> **Objective**
Where a line holds the string "legend", return that line.

> **Stored data**
____________

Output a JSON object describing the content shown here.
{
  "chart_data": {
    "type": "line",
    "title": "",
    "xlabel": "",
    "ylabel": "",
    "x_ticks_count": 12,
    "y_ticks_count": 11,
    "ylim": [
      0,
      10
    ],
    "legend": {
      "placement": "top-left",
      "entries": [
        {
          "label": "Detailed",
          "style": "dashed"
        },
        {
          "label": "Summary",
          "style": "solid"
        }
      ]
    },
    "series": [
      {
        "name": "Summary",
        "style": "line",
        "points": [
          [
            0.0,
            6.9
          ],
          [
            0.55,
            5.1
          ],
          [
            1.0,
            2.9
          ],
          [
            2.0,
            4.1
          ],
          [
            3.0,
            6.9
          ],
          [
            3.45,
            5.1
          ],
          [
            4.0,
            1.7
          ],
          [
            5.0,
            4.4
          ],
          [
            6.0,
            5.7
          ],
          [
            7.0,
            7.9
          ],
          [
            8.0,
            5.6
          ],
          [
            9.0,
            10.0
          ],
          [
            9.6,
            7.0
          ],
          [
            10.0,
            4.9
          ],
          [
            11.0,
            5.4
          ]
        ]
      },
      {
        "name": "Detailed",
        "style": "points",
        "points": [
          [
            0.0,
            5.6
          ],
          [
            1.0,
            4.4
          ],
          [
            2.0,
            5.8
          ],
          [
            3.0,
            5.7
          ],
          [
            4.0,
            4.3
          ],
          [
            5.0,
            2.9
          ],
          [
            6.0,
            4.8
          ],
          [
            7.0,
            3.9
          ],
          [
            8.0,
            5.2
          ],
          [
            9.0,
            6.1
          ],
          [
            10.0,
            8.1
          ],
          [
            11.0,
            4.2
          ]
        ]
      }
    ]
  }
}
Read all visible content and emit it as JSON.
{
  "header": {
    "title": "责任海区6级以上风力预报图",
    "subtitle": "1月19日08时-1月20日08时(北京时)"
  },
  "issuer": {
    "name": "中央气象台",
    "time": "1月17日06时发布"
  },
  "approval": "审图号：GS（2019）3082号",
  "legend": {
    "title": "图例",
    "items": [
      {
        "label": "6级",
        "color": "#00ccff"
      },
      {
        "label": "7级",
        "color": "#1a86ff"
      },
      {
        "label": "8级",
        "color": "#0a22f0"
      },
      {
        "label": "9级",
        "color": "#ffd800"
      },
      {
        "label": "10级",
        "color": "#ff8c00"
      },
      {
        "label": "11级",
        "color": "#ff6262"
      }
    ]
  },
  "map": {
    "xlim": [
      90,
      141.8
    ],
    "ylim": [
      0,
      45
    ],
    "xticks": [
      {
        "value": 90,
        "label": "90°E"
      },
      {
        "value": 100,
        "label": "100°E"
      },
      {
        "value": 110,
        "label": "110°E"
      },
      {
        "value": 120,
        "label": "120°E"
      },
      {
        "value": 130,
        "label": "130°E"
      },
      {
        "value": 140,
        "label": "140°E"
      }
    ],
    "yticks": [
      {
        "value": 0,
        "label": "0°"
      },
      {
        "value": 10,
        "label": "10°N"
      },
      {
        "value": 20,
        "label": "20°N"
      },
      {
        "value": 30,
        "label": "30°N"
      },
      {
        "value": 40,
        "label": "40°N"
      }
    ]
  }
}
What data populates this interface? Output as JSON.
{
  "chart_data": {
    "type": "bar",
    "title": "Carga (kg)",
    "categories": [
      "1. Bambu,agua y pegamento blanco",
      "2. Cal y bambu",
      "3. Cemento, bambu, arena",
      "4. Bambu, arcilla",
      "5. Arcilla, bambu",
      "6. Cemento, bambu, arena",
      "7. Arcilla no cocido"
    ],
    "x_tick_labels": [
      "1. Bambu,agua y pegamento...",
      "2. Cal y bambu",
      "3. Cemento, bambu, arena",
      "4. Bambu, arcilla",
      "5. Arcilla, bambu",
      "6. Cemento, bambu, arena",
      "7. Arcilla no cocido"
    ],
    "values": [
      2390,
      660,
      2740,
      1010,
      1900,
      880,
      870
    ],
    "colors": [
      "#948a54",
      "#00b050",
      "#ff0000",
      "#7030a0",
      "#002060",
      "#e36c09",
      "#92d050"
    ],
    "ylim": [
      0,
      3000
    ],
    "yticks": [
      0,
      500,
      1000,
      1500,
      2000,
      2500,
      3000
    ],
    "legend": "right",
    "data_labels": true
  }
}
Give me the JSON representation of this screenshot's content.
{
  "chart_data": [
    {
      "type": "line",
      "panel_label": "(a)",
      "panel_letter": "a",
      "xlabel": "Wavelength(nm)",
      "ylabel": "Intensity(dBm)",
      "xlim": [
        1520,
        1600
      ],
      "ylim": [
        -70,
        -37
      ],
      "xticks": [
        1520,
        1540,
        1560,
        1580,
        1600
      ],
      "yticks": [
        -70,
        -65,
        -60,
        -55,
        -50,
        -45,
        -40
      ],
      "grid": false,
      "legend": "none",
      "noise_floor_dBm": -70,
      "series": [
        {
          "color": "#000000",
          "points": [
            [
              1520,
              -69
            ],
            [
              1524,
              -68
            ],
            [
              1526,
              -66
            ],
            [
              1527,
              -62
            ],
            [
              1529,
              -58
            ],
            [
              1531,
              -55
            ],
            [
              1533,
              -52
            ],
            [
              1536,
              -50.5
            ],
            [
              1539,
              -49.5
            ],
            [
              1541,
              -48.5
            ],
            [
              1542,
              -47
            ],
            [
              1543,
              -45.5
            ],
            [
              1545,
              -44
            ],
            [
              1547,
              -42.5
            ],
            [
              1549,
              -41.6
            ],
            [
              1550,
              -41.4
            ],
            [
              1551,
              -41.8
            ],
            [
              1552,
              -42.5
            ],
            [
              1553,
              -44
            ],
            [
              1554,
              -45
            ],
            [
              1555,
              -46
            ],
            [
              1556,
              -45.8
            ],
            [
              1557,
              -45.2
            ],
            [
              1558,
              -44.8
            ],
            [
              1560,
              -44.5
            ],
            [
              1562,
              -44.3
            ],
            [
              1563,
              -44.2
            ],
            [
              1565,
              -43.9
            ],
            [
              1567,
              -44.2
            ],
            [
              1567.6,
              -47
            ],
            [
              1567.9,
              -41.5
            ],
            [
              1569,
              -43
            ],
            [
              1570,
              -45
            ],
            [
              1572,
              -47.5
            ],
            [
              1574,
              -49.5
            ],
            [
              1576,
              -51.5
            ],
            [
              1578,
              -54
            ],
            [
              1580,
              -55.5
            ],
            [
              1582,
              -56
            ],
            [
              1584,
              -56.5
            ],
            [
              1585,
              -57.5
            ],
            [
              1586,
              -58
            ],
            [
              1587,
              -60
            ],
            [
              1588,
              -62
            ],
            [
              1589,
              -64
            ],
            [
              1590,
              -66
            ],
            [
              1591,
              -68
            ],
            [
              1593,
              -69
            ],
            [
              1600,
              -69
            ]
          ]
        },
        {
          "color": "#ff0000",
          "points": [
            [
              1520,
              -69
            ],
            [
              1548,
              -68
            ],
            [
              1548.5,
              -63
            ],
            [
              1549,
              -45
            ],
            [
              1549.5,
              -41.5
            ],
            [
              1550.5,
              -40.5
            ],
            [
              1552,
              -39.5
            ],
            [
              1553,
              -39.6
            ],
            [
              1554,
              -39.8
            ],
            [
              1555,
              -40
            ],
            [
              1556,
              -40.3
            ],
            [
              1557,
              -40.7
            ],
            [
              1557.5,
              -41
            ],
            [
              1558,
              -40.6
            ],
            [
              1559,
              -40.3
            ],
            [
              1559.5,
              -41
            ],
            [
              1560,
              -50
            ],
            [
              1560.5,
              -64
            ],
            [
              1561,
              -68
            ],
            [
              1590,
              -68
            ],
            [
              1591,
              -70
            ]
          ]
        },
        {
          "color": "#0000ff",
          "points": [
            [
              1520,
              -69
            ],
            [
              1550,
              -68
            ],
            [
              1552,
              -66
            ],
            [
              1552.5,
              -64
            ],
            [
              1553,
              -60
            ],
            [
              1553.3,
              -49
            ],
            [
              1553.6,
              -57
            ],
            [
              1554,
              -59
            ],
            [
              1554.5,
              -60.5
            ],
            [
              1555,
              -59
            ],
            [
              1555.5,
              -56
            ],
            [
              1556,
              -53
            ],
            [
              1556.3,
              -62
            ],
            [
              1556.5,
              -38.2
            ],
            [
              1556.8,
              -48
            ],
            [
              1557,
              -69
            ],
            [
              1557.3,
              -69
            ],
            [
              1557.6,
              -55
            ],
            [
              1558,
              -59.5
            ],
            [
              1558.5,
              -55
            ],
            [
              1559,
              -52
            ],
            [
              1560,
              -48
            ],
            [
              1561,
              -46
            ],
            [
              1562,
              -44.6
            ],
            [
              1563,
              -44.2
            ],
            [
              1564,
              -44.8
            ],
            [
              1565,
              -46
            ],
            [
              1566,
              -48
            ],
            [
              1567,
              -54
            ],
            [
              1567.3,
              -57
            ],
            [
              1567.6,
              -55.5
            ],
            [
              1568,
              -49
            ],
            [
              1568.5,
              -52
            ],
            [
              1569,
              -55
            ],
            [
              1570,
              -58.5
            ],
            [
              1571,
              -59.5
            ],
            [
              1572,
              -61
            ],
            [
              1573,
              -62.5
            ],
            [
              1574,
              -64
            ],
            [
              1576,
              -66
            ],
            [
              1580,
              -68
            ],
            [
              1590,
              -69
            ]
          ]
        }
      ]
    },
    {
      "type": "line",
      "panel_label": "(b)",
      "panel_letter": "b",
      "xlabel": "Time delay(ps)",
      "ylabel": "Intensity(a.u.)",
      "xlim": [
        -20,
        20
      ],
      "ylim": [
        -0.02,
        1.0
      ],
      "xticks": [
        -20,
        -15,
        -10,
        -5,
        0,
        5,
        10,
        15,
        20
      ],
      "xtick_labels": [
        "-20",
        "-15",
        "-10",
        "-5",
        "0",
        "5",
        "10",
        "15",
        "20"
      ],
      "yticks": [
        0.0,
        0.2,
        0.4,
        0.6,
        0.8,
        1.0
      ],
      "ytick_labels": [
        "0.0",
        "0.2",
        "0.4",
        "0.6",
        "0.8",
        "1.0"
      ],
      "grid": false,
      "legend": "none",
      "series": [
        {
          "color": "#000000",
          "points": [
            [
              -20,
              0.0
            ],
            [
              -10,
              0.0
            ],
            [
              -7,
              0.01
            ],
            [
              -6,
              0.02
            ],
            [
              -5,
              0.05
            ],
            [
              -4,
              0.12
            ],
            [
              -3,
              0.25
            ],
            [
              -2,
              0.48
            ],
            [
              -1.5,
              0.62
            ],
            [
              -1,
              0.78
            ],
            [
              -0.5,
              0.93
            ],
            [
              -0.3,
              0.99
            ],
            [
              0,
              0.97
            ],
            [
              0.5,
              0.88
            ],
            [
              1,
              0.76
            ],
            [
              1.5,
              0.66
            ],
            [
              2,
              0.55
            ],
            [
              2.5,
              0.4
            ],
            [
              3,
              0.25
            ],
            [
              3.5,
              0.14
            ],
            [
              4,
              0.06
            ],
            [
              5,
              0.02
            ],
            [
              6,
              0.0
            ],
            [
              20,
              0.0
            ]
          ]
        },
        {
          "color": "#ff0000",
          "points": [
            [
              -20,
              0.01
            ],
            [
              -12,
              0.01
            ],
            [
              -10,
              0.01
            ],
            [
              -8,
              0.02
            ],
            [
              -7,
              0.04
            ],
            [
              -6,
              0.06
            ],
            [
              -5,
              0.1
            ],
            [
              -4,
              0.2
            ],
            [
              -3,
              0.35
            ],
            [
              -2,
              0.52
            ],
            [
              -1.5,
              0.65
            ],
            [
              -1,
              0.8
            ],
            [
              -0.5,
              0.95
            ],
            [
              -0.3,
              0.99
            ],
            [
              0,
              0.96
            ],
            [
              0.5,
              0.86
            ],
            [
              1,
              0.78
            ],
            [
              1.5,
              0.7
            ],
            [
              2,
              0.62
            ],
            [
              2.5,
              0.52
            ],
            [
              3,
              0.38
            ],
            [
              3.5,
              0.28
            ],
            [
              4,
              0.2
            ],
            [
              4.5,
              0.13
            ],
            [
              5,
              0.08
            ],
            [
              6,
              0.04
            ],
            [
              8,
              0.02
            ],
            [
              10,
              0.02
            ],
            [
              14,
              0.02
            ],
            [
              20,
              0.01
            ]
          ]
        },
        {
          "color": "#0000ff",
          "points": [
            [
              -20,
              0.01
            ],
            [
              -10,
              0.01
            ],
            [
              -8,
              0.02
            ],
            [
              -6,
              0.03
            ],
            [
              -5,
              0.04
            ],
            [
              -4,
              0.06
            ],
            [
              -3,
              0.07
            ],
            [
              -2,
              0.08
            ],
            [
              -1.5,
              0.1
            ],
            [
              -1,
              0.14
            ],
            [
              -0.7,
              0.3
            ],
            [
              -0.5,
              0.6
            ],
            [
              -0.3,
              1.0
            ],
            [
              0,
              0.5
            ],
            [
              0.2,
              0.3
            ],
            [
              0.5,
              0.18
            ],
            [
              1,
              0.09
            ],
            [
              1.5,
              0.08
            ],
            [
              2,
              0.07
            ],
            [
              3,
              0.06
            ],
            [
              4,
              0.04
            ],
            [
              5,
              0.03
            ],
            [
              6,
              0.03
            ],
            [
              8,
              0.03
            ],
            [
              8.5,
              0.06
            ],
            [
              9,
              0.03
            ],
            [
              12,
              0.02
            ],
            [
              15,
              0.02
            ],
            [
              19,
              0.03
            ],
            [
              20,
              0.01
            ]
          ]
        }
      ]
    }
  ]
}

____________

> **Output for this task**
    "legend": {
  "legend": {
    "legend": "right",
      "legend": "none",
      "legend": "none",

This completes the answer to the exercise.